Written task: Could you repeat the records below exactly, leaving out any pictures?

(Extracts from a graphics dataset)
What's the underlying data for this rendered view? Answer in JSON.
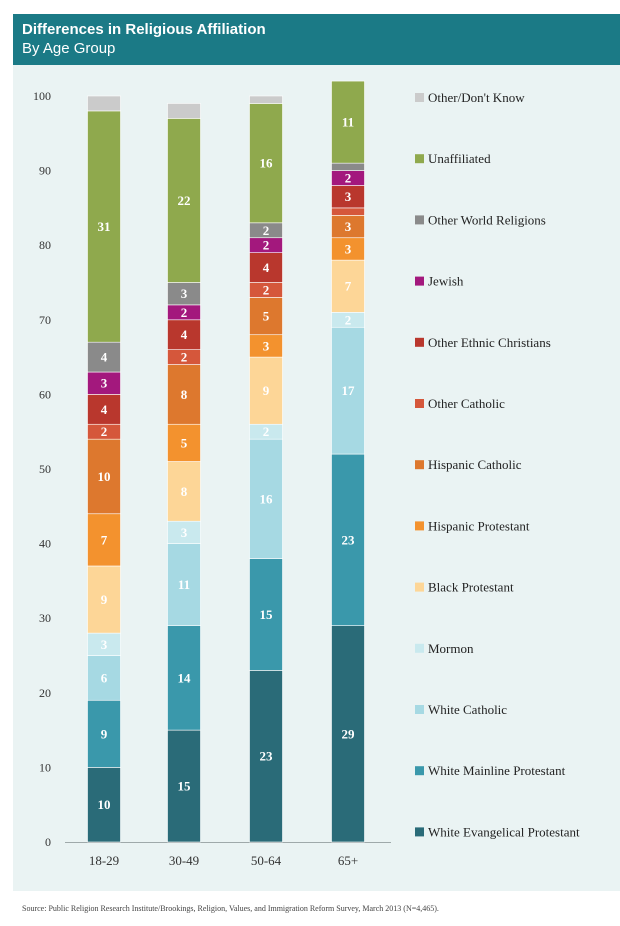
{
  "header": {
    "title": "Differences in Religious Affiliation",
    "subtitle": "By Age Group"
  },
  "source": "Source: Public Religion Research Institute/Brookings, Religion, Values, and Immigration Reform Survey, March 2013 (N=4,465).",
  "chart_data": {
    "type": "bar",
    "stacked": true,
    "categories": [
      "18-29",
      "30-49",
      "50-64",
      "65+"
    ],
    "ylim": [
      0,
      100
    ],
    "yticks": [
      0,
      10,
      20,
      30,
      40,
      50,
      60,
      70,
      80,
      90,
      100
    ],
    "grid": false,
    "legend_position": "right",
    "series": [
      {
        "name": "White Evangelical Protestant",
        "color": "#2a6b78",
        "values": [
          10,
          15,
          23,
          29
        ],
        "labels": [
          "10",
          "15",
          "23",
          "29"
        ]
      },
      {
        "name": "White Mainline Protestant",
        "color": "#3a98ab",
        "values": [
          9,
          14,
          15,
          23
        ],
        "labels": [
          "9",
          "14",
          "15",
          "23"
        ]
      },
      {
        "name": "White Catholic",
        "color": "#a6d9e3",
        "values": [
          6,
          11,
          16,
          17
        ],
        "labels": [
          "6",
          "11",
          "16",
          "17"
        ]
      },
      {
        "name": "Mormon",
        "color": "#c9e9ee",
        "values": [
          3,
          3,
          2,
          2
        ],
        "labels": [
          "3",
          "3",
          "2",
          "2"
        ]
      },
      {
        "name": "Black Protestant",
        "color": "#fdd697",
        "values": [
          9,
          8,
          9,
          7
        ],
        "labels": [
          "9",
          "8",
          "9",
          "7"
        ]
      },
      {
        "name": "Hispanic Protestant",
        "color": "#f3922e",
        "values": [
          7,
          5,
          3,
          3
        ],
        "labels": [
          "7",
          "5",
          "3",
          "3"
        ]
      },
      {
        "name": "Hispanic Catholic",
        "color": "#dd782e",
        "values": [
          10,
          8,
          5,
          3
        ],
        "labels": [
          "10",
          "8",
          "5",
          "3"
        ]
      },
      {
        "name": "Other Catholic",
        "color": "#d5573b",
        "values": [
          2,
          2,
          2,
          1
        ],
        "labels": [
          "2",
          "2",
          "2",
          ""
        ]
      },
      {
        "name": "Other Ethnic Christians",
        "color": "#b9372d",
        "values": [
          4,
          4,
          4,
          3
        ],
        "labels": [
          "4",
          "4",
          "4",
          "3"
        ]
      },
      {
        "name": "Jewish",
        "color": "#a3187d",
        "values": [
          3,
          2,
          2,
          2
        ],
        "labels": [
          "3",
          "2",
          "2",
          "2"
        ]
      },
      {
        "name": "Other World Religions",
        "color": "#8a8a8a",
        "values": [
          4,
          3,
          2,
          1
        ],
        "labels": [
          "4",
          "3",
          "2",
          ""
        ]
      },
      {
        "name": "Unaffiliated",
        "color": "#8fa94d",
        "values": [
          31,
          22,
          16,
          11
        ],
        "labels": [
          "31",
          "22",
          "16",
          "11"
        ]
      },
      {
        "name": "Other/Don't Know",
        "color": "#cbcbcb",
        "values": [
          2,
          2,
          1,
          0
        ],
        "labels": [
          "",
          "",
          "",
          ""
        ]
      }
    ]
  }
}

Output:
What's the underlying data for this rendered view? Answer in JSON.
{
  "header": {
    "title": "Differences in Religious Affiliation",
    "subtitle": "By Age Group"
  },
  "source": "Source: Public Religion Research Institute/Brookings, Religion, Values, and Immigration Reform Survey, March 2013 (N=4,465).",
  "chart_data": {
    "type": "bar",
    "stacked": true,
    "categories": [
      "18-29",
      "30-49",
      "50-64",
      "65+"
    ],
    "ylim": [
      0,
      100
    ],
    "yticks": [
      0,
      10,
      20,
      30,
      40,
      50,
      60,
      70,
      80,
      90,
      100
    ],
    "grid": false,
    "legend_position": "right",
    "series": [
      {
        "name": "White Evangelical Protestant",
        "color": "#2a6b78",
        "values": [
          10,
          15,
          23,
          29
        ],
        "labels": [
          "10",
          "15",
          "23",
          "29"
        ]
      },
      {
        "name": "White Mainline Protestant",
        "color": "#3a98ab",
        "values": [
          9,
          14,
          15,
          23
        ],
        "labels": [
          "9",
          "14",
          "15",
          "23"
        ]
      },
      {
        "name": "White Catholic",
        "color": "#a6d9e3",
        "values": [
          6,
          11,
          16,
          17
        ],
        "labels": [
          "6",
          "11",
          "16",
          "17"
        ]
      },
      {
        "name": "Mormon",
        "color": "#c9e9ee",
        "values": [
          3,
          3,
          2,
          2
        ],
        "labels": [
          "3",
          "3",
          "2",
          "2"
        ]
      },
      {
        "name": "Black Protestant",
        "color": "#fdd697",
        "values": [
          9,
          8,
          9,
          7
        ],
        "labels": [
          "9",
          "8",
          "9",
          "7"
        ]
      },
      {
        "name": "Hispanic Protestant",
        "color": "#f3922e",
        "values": [
          7,
          5,
          3,
          3
        ],
        "labels": [
          "7",
          "5",
          "3",
          "3"
        ]
      },
      {
        "name": "Hispanic Catholic",
        "color": "#dd782e",
        "values": [
          10,
          8,
          5,
          3
        ],
        "labels": [
          "10",
          "8",
          "5",
          "3"
        ]
      },
      {
        "name": "Other Catholic",
        "color": "#d5573b",
        "values": [
          2,
          2,
          2,
          1
        ],
        "labels": [
          "2",
          "2",
          "2",
          ""
        ]
      },
      {
        "name": "Other Ethnic Christians",
        "color": "#b9372d",
        "values": [
          4,
          4,
          4,
          3
        ],
        "labels": [
          "4",
          "4",
          "4",
          "3"
        ]
      },
      {
        "name": "Jewish",
        "color": "#a3187d",
        "values": [
          3,
          2,
          2,
          2
        ],
        "labels": [
          "3",
          "2",
          "2",
          "2"
        ]
      },
      {
        "name": "Other World Religions",
        "color": "#8a8a8a",
        "values": [
          4,
          3,
          2,
          1
        ],
        "labels": [
          "4",
          "3",
          "2",
          ""
        ]
      },
      {
        "name": "Unaffiliated",
        "color": "#8fa94d",
        "values": [
          31,
          22,
          16,
          11
        ],
        "labels": [
          "31",
          "22",
          "16",
          "11"
        ]
      },
      {
        "name": "Other/Don't Know",
        "color": "#cbcbcb",
        "values": [
          2,
          2,
          1,
          0
        ],
        "labels": [
          "",
          "",
          "",
          ""
        ]
      }
    ]
  }
}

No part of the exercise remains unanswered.